--- Begin Extract to read ---

# Directional Loudspeakers



## Sandro Gomes (Jul 8, 2009)

Does anyone here, ever worked with them?

They are very common in Museums Exhibits. The most usual is the Dome Speaker.

I never used them in any installation, but I've seen it working in some Exhibits and my first impression was that it doesn't do what it says, but with some more observation i realized that the floor was sound reflective throwing away some hundred dollars :spend:

Now someone asked info about this kind of sound installation and I wanna know if someone knows about it here.

Thanks


----------



## Kirill (Apr 14, 2010)

I've seen those Dome Speakers at CBC building in Toronto. It was an interesting experience. First of all the system turns on when you enter the area of sensors, but I believe this staff works pretty much on more or less closer distances. Say a 2-3 meters around it. Or most likely underneath them. I believe it works like a parabolic microphone in a reverse way. Thus the Hemispherical shape of the speaker concentrates most of the reflections within the hemisphere, thus driving the sound more direct compare to a regular speaker. Interesting piece, but not too sure if it's worth the money... I also heard about a laser speakers as well that can follow the listener within the range of the sensors. Not too sure how much that system is developed but maybe try to research if you are interested in that. Apparently it's much more direct than Dome speakers, it's kind of like a sound walks with you together 

Kirill


----------



## Kirill (Apr 14, 2010)

Also check this out as well.

http://www.browninnovations.com

Brown Innovations Inc.
Chicago-Sales & Marketing
1545 W. Nelson, Suite 1R
Chicago, IL 60657

Boston-Engineering & Manufacturing
369 Congress Street
Boston, Massachusetts 02210

Phone: 773-477-7500
Fax: 773-477-7501


----------



## PepAX7 (Mar 11, 2008)

I was curios about some of the pro line of "steerables" like the "Iconyx" from Renkus Heinz.

--- End Extract to read ---
--- Begin Provided material ---

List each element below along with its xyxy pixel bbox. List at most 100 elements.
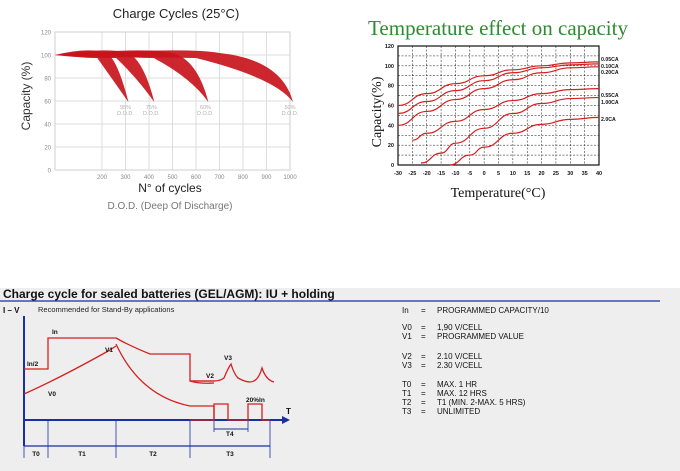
cc-ytick: 80 <box>44 77 51 83</box>
cc-band-dod: D.O.D. <box>282 111 299 117</box>
iu-curve-label: V0 <box>48 391 56 398</box>
iu-legend-value: PROGRAMMED VALUE <box>437 332 524 341</box>
tc-ylabel: Capacity(%) <box>370 76 385 147</box>
tc-xtick: 25 <box>553 171 559 177</box>
cc-ytick: 0 <box>48 169 52 175</box>
iu-legend-key: V0 <box>402 323 412 332</box>
tc-grid <box>397 45 600 166</box>
tc-series-label: 0.55CA <box>601 93 619 99</box>
cc-xtick: 600 <box>191 175 202 181</box>
tc-series-label: 0.05CA <box>601 57 619 63</box>
tc-xtick: -30 <box>394 171 402 177</box>
tc-xtick: 30 <box>567 171 573 177</box>
iu-legend-eq: = <box>421 352 426 361</box>
cc-ytick: 100 <box>41 54 52 60</box>
cc-ytick: 60 <box>44 100 51 106</box>
cc-xtick: 400 <box>144 175 155 181</box>
cc-bands: 95%D.O.D.75%D.O.D.60%D.O.D.50%D.O.D. <box>55 50 299 117</box>
cc-ytick: 20 <box>44 146 51 152</box>
iu-curve-label: V2 <box>206 373 214 380</box>
cc-xtick: 200 <box>97 175 108 181</box>
cc-ylabel: Capacity (%) <box>19 62 33 131</box>
iu-current-decay <box>115 343 215 420</box>
cc-band <box>55 50 129 103</box>
iu-curve-label: T4 <box>226 431 234 438</box>
cc-band-pct: 95% <box>120 105 131 111</box>
cc-xlabel: N° of cycles <box>138 181 201 195</box>
iu-legend: In = PROGRAMMED CAPACITY/10 V0 = 1,90 V/CELL V… <box>402 306 549 416</box>
tc-xtick: -25 <box>408 171 416 177</box>
cc-xtick: 300 <box>120 175 131 181</box>
cc-xtick: 1000 <box>283 175 297 181</box>
cc-band <box>55 50 155 103</box>
iu-legend-key: T1 <box>402 389 412 398</box>
tc-xtick: 5 <box>497 171 500 177</box>
cc-xtick: 700 <box>214 175 225 181</box>
iu-x-arrow <box>282 416 290 424</box>
cc-band-pct: 75% <box>146 105 157 111</box>
tc-xtick: 15 <box>524 171 530 177</box>
tc-xtick: -15 <box>437 171 445 177</box>
tc-series-label: 2.0CA <box>601 117 616 123</box>
cc-subtitle: D.O.D. (Deep Of Discharge) <box>107 201 232 212</box>
tc-ytick: 60 <box>388 104 394 110</box>
cc-band-pct: 60% <box>200 105 211 111</box>
tc-xtick: 40 <box>596 171 602 177</box>
iu-legend-eq: = <box>421 323 426 332</box>
iu-legend-key: T0 <box>402 380 412 389</box>
tc-ytick: 120 <box>385 44 394 50</box>
iu-legend-eq: = <box>421 380 426 389</box>
tc-xtick: 20 <box>539 171 545 177</box>
iu-legend-key: V1 <box>402 332 412 341</box>
tc-xtick: 10 <box>510 171 516 177</box>
iu-legend-key: V3 <box>402 361 412 370</box>
iu-legend-eq: = <box>421 332 426 341</box>
iu-legend-value: MAX. 1 HR <box>437 380 477 389</box>
tc-xlabel: Temperature(°C) <box>451 186 546 201</box>
cc-xtick: 900 <box>261 175 272 181</box>
tc-series-line <box>397 61 600 107</box>
iu-legend-value: MAX. 12 HRS <box>437 389 487 398</box>
cc-band-dod: D.O.D. <box>197 111 214 117</box>
iu-recommended: Recommended for Stand-By applications <box>38 305 175 314</box>
iu-curve-label: In/2 <box>27 361 39 368</box>
tc-series-label: 0.20CA <box>601 70 619 76</box>
cc-title: Charge Cycles (25°C) <box>113 6 240 21</box>
iu-legend-key: V2 <box>402 352 412 361</box>
iu-legend-key: T3 <box>402 407 412 416</box>
iu-legend-value: 2.10 V/CELL <box>437 352 483 361</box>
cc-ytick: 120 <box>41 31 52 37</box>
iu-legend-value: T1 (MIN. 2-MAX. 5 HRS) <box>437 398 526 407</box>
cc-xtick: 500 <box>167 175 178 181</box>
iu-legend-value: UNLIMITED <box>437 407 480 416</box>
tc-series-line <box>397 63 600 115</box>
iu-curve-label: V3 <box>224 355 232 362</box>
cc-xtick: 800 <box>238 175 249 181</box>
cc-band <box>55 50 209 103</box>
iu-diagram: T T0 T1 T2 T3 In In/2 V1 V0 V2 V3 20%In T4 <box>23 316 291 458</box>
tc-series-label: 0.10CA <box>601 64 619 70</box>
iu-phase-label: T0 <box>32 451 40 458</box>
iu-legend-value: 2.30 V/CELL <box>437 361 483 370</box>
iu-legend-eq: = <box>421 407 426 416</box>
tc-ytick: 0 <box>391 163 394 169</box>
cc-band-dod: D.O.D. <box>143 111 160 117</box>
tc-series-line <box>420 96 600 164</box>
tc-xtick: 35 <box>582 171 588 177</box>
iu-panel <box>0 288 680 471</box>
iu-phase-label: T1 <box>78 451 86 458</box>
tc-series-line <box>397 66 600 126</box>
iu-legend-key: T2 <box>402 398 412 407</box>
tc-series-line <box>412 88 600 141</box>
iu-legend-eq: = <box>421 361 426 370</box>
cc-frame <box>54 31 291 171</box>
tc-title: Temperature effect on capacity <box>368 16 628 40</box>
iu-voltage-curve <box>23 345 275 395</box>
iu-charge-chart: Charge cycle for sealed batteries (GEL/A… <box>0 287 660 458</box>
iu-yaxis-label: I – V <box>3 306 20 315</box>
temperature-chart: Temperature effect on capacity 0.05CA0.1… <box>368 16 628 201</box>
cc-ytick: 40 <box>44 123 51 129</box>
iu-holding-pulses <box>190 403 270 421</box>
iu-legend-value: 1,90 V/CELL <box>437 323 483 332</box>
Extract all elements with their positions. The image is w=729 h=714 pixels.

--- End Provided material ---

#### Exercise set
[1] Extract the passage of the directional loudspeakers thread between "Does anyone here, ever" and "about it here.", inclusive.
[2] In the directional loudspeakers thread, at which building did Kirill see Dome Speakers?
[3] Proceed with the directional loudspeakers thread, writing on from its final post.

#### Task answers
[1]
Does anyone here, ever worked with them?

They are very common in Museums Exhibits. The most usual is the Dome Speaker.

I never used them in any installation, but I've seen it working in some Exhibits and my first impression was that it doesn't do what it says, but with some more observation i realized that the floor was sound reflective throwing away some hundred dollars :spend:

Now someone asked info about this kind of sound installation and I wanna know if someone knows about it here.

[2] At the CBC building in Toronto.

[3]
http://www.renkus-heinz.com/loudspeakers/iclive/index.html

I think these are used for FOH and am curious if they're "long throw" capable and such? I'm gonna see the literature available.

Pep


----------



## 1Michael (Nov 2, 2006)

When Altec was designing the mantaray horn they found they could control the directivity of the sound. All speakers are designed with directivity or dispersion in mind...


----------



## Kirill (Apr 14, 2010)

buggers said:


> When Altec was designing the mantaray horn they found they could control the directivity of the sound. All speakers are designed with directivity or dispersion in mind...


Altec doesn't seem to be in existence any more though as a company... I'm not sure, but I didn't find any official web site, notta... 

Kirill :blink:


----------



## PepAX7 (Mar 11, 2008)

Does anyone have any technical resources on "How" they actually do the steering? I know you can do some "phase" things with horns and I know there are long throw and short throw, but steering, to me, implies multiple drivers.

Anybody?

Pep


----------



## Kirill (Apr 14, 2010)

Actually when you go to the "Iconyx" page, they have some staff there about the speaker controls as well as specs and etc. I think steering is performed via software of some sort that comes with those speakers. 

Pep, By steering you are talking about controlling the directionality of the speakers right?

Kirill


----------



## PepAX7 (Mar 11, 2008)

Yes... I'm thinking of actually placing the sound beam left or right of diaphragm center. Also, throw distance could come into play also.

I know sound companies do this for the balcony people but they are usually long-throw horn cabinets that can be directed towards them and not the floor crowd.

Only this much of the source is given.